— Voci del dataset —

==========

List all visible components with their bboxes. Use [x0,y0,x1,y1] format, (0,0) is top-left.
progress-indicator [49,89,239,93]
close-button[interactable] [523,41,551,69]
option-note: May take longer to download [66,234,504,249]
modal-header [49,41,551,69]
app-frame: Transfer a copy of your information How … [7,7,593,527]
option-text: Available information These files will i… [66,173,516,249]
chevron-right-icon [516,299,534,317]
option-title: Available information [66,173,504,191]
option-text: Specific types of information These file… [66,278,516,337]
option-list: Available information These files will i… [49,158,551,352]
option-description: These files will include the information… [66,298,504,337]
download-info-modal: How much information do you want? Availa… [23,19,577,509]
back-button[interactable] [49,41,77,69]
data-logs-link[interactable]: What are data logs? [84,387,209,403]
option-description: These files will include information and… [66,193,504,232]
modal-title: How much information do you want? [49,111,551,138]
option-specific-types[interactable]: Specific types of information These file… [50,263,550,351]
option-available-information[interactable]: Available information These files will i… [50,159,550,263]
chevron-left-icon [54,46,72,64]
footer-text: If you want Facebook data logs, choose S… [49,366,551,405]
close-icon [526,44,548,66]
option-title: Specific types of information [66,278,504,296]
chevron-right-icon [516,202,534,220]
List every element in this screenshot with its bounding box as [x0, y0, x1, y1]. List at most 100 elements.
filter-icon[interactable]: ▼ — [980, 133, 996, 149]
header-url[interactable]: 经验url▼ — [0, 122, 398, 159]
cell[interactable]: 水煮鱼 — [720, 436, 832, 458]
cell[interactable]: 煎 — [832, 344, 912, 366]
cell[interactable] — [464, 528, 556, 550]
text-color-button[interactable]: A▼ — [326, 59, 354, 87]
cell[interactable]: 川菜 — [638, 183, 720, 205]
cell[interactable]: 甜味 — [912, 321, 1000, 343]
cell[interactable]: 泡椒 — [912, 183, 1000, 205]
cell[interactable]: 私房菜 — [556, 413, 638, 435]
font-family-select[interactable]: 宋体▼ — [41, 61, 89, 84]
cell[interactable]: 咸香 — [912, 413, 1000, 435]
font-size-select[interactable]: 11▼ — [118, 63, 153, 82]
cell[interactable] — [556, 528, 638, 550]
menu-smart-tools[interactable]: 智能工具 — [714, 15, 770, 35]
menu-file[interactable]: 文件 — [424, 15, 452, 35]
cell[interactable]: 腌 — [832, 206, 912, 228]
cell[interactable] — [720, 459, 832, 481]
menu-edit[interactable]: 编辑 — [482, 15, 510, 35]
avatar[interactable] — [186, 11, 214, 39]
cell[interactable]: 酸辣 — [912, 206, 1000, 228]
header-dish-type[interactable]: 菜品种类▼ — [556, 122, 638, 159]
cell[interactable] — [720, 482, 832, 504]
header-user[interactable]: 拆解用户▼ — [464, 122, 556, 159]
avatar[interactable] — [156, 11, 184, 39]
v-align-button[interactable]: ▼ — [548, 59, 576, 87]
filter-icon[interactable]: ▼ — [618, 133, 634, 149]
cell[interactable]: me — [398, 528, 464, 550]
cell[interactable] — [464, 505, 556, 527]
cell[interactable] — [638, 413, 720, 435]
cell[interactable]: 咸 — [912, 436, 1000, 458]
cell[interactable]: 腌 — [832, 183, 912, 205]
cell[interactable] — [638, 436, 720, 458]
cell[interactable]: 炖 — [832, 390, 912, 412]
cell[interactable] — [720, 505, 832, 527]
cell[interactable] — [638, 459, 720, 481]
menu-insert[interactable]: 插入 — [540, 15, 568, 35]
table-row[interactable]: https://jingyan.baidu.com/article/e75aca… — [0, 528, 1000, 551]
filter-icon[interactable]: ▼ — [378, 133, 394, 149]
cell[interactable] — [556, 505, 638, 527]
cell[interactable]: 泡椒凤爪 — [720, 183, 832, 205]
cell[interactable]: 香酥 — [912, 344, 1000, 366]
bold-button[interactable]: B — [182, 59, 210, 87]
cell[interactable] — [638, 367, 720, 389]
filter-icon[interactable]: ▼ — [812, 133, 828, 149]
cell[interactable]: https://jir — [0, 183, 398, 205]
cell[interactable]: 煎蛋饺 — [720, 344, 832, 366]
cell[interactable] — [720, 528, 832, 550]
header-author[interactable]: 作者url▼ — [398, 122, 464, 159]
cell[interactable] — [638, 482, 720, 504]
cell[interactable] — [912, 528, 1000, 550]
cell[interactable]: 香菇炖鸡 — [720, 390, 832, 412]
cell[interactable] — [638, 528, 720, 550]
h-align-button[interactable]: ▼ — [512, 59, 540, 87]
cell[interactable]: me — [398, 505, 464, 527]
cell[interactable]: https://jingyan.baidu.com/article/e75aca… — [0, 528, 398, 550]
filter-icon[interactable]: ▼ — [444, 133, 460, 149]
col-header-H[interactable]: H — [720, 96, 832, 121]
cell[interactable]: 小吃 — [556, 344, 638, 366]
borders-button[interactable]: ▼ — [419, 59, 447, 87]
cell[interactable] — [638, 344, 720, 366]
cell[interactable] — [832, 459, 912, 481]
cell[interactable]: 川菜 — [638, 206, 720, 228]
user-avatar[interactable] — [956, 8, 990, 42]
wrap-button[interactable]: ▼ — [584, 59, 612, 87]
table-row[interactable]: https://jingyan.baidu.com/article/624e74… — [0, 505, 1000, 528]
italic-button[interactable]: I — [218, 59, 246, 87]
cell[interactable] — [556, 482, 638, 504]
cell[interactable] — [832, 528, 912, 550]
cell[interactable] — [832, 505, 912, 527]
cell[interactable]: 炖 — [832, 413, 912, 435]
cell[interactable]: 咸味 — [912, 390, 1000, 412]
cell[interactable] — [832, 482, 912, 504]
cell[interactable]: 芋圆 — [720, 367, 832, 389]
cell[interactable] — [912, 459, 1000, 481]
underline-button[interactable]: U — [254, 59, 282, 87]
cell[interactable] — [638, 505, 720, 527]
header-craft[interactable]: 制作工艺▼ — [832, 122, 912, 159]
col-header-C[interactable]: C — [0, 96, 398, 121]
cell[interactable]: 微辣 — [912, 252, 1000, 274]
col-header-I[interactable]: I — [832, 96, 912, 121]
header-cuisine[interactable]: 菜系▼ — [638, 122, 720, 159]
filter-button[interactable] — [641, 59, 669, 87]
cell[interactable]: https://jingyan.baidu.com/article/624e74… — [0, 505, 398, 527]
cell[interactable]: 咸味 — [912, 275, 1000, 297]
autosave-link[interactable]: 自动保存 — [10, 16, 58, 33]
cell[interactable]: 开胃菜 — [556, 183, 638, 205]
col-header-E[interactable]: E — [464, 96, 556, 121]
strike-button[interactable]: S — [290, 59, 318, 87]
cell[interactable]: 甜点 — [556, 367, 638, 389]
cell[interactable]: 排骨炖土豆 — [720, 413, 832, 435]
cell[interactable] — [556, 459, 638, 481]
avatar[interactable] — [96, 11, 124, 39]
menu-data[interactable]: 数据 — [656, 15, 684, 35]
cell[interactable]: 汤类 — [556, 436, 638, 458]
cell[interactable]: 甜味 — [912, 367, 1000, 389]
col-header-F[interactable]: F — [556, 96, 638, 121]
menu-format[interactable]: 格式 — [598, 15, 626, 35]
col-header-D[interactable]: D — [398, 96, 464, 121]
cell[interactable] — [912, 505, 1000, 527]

==========

— Compito da svolgere —
Puoi trasformare tutte le righe dei dati qui sopra in una tabella Markdown con le colonne «N.» per il numero progressivo e «Riga» per il contenuto, saltando le righe vuote?

— Risposta al problema —
| N. | Riga |
|---|---|
| 1 | List all visible components with their bboxes. Use [x0,y0,x1,y1] format, (0,0) is top-left. |
| 2 | progress-indicator [49,89,239,93] |
| 3 | close-button[interactable] [523,41,551,69] |
| 4 | option-note: May take longer to download [66,234,504,249] |
| 5 | modal-header [49,41,551,69] |
| 6 | app-frame: Transfer a copy of your information How … [7,7,593,527] |
| 7 | option-text: Available information These files will i… [66,173,516,249] |
| 8 | chevron-right-icon [516,299,534,317] |
| 9 | option-title: Available information [66,173,504,191] |
| 10 | option-text: Specific types of information These file… [66,278,516,337] |
| 11 | option-list: Available information These files will i… [49,158,551,352] |
| 12 | option-description: These files will include the information… [66,298,504,337] |
| 13 | download-info-modal: How much information do you want? Availa… [23,19,577,509] |
| 14 | back-button[interactable] [49,41,77,69] |
| 15 | data-logs-link[interactable]: What are data logs? [84,387,209,403] |
| 16 | option-description: These files will include information and… [66,193,504,232] |
| 17 | modal-title: How much information do you want? [49,111,551,138] |
| 18 | option-specific-types[interactable]: Specific types of information These file… [50,263,550,351] |
| 19 | option-available-information[interactable]: Available information These files will i… [50,159,550,263] |
| 20 | chevron-left-icon [54,46,72,64] |
| 21 | footer-text: If you want Facebook data logs, choose S… [49,366,551,405] |
| 22 | close-icon [526,44,548,66] |
| 23 | option-title: Specific types of information [66,278,504,296] |
| 24 | chevron-right-icon [516,202,534,220] |
| 25 | List every element in this screenshot with its bounding box as [x0, y0, x1, y1]. List at most 100 elements. |
| 26 | filter-icon[interactable]: ▼ — [980, 133, 996, 149] |
| 27 | header-url[interactable]: 经验url▼ — [0, 122, 398, 159] |
| 28 | cell[interactable]: 水煮鱼 — [720, 436, 832, 458] |
| 29 | cell[interactable]: 煎 — [832, 344, 912, 366] |
| 30 | cell[interactable] — [464, 528, 556, 550] |
| 31 | text-color-button[interactable]: A▼ — [326, 59, 354, 87] |
| 32 | cell[interactable]: 川菜 — [638, 183, 720, 205] |
| 33 | cell[interactable]: 甜味 — [912, 321, 1000, 343] |
| 34 | cell[interactable]: 泡椒 — [912, 183, 1000, 205] |
| 35 | cell[interactable]: 私房菜 — [556, 413, 638, 435] |
| 36 | font-family-select[interactable]: 宋体▼ — [41, 61, 89, 84] |
| 37 | cell[interactable]: 咸香 — [912, 413, 1000, 435] |
| 38 | font-size-select[interactable]: 11▼ — [118, 63, 153, 82] |
| 39 | cell[interactable] — [556, 528, 638, 550] |
| 40 | menu-smart-tools[interactable]: 智能工具 — [714, 15, 770, 35] |
| 41 | menu-file[interactable]: 文件 — [424, 15, 452, 35] |
| 42 | cell[interactable]: 腌 — [832, 206, 912, 228] |
| 43 | cell[interactable] — [720, 459, 832, 481] |
| 44 | menu-edit[interactable]: 编辑 — [482, 15, 510, 35] |
| 45 | avatar[interactable] — [186, 11, 214, 39] |
| 46 | cell[interactable]: 酸辣 — [912, 206, 1000, 228] |
| 47 | header-dish-type[interactable]: 菜品种类▼ — [556, 122, 638, 159] |
| 48 | cell[interactable] — [720, 482, 832, 504] |
| 49 | header-user[interactable]: 拆解用户▼ — [464, 122, 556, 159] |
| 50 | avatar[interactable] — [156, 11, 184, 39] |
| 51 | v-align-button[interactable]: ▼ — [548, 59, 576, 87] |
| 52 | filter-icon[interactable]: ▼ — [618, 133, 634, 149] |
| 53 | cell[interactable]: me — [398, 528, 464, 550] |
| 54 | cell[interactable] — [464, 505, 556, 527] |
| 55 | cell[interactable] — [638, 413, 720, 435] |
| 56 | cell[interactable]: 咸 — [912, 436, 1000, 458] |
| 57 | cell[interactable]: 腌 — [832, 183, 912, 205] |
| 58 | cell[interactable] — [638, 436, 720, 458] |
| 59 | cell[interactable]: 炖 — [832, 390, 912, 412] |
| 60 | cell[interactable] — [720, 505, 832, 527] |
| 61 | cell[interactable] — [638, 459, 720, 481] |
| 62 | menu-insert[interactable]: 插入 — [540, 15, 568, 35] |
| 63 | table-row[interactable]: https://jingyan.baidu.com/article/e75aca… — [0, 528, 1000, 551] |
| 64 | filter-icon[interactable]: ▼ — [378, 133, 394, 149] |
| 65 | cell[interactable] — [556, 505, 638, 527] |
| 66 | cell[interactable]: 泡椒凤爪 — [720, 183, 832, 205] |
| 67 | cell[interactable]: 香酥 — [912, 344, 1000, 366] |
| 68 | bold-button[interactable]: B — [182, 59, 210, 87] |
| 69 | cell[interactable] — [638, 367, 720, 389] |
| 70 | filter-icon[interactable]: ▼ — [812, 133, 828, 149] |
| 71 | cell[interactable]: https://jir — [0, 183, 398, 205] |
| 72 | cell[interactable]: 煎蛋饺 — [720, 344, 832, 366] |
| 73 | cell[interactable] — [720, 528, 832, 550] |
| 74 | header-author[interactable]: 作者url▼ — [398, 122, 464, 159] |
| 75 | cell[interactable] — [638, 482, 720, 504] |
| 76 | cell[interactable] — [912, 528, 1000, 550] |
| 77 | cell[interactable]: 香菇炖鸡 — [720, 390, 832, 412] |
| 78 | cell[interactable] — [638, 528, 720, 550] |
| 79 | h-align-button[interactable]: ▼ — [512, 59, 540, 87] |
| 80 | cell[interactable]: me — [398, 505, 464, 527] |
| 81 | cell[interactable]: https://jingyan.baidu.com/article/e75aca… — [0, 528, 398, 550] |
| 82 | filter-icon[interactable]: ▼ — [444, 133, 460, 149] |
| 83 | col-header-H[interactable]: H — [720, 96, 832, 121] |
| 84 | cell[interactable]: 小吃 — [556, 344, 638, 366] |
| 85 | borders-button[interactable]: ▼ — [419, 59, 447, 87] |
| 86 | cell[interactable] — [638, 344, 720, 366] |
| 87 | cell[interactable] — [832, 459, 912, 481] |
| 88 | cell[interactable]: 川菜 — [638, 206, 720, 228] |
| 89 | user-avatar[interactable] — [956, 8, 990, 42] |
| 90 | wrap-button[interactable]: ▼ — [584, 59, 612, 87] |
| 91 | table-row[interactable]: https://jingyan.baidu.com/article/624e74… — [0, 505, 1000, 528] |
| 92 | italic-button[interactable]: I — [218, 59, 246, 87] |
| 93 | cell[interactable] — [556, 482, 638, 504] |
| 94 | cell[interactable] — [832, 528, 912, 550] |
| 95 | cell[interactable] — [832, 505, 912, 527] |
| 96 | cell[interactable]: 炖 — [832, 413, 912, 435] |
| 97 | cell[interactable]: 咸味 — [912, 390, 1000, 412] |
| 98 | cell[interactable] — [832, 482, 912, 504] |
| 99 | cell[interactable]: 芋圆 — [720, 367, 832, 389] |
| 100 | cell[interactable] — [912, 459, 1000, 481] |
| 101 | underline-button[interactable]: U — [254, 59, 282, 87] |
| 102 | cell[interactable] — [638, 505, 720, 527] |
| 103 | header-craft[interactable]: 制作工艺▼ — [832, 122, 912, 159] |
| 104 | col-header-C[interactable]: C — [0, 96, 398, 121] |
| 105 | cell[interactable]: 微辣 — [912, 252, 1000, 274] |
| 106 | col-header-I[interactable]: I — [832, 96, 912, 121] |
| 107 | header-cuisine[interactable]: 菜系▼ — [638, 122, 720, 159] |
| 108 | filter-button[interactable] — [641, 59, 669, 87] |
| 109 | cell[interactable]: https://jingyan.baidu.com/article/624e74… — [0, 505, 398, 527] |
| 110 | cell[interactable]: 咸味 — [912, 275, 1000, 297] |
| 111 | autosave-link[interactable]: 自动保存 — [10, 16, 58, 33] |
| 112 | cell[interactable]: 开胃菜 — [556, 183, 638, 205] |
| 113 | col-header-E[interactable]: E — [464, 96, 556, 121] |
| 114 | strike-button[interactable]: S — [290, 59, 318, 87] |
| 115 | cell[interactable]: 甜点 — [556, 367, 638, 389] |
| 116 | cell[interactable]: 排骨炖土豆 — [720, 413, 832, 435] |
| 117 | cell[interactable] — [556, 459, 638, 481] |
| 118 | avatar[interactable] — [96, 11, 124, 39] |
| 119 | menu-data[interactable]: 数据 — [656, 15, 684, 35] |
| 120 | cell[interactable]: 汤类 — [556, 436, 638, 458] |
| 121 | cell[interactable]: 甜味 — [912, 367, 1000, 389] |
| 122 | col-header-F[interactable]: F — [556, 96, 638, 121] |
| 123 | menu-format[interactable]: 格式 — [598, 15, 626, 35] |
| 124 | col-header-D[interactable]: D — [398, 96, 464, 121] |
| 125 | cell[interactable] — [912, 505, 1000, 527] |